-- begin Task data --

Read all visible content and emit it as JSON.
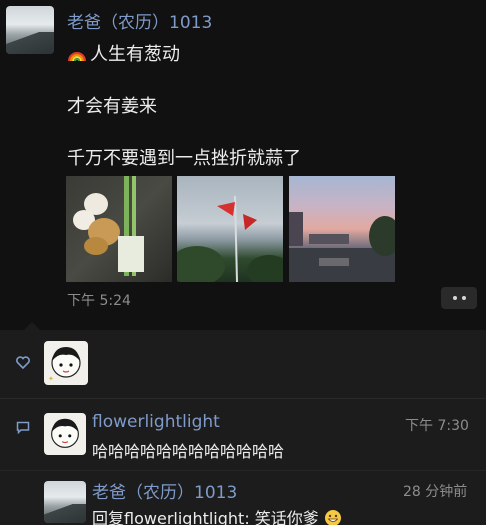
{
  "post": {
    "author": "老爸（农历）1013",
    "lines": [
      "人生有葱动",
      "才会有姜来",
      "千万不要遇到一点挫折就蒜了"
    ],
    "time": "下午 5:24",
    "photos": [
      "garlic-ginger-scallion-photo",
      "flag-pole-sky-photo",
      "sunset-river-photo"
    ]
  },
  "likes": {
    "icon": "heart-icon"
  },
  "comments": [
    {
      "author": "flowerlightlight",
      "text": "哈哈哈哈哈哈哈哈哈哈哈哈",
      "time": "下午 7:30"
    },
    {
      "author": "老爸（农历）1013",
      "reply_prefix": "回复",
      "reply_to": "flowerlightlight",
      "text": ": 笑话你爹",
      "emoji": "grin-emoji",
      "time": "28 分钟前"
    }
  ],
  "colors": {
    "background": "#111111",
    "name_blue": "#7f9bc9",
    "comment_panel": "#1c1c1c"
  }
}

-- end Task data --

Short task: Using the listing above, list every line in which the string "flowerlightlight" occurs.

Correct answer:
      "author": "flowerlightlight",
      "reply_to": "flowerlightlight",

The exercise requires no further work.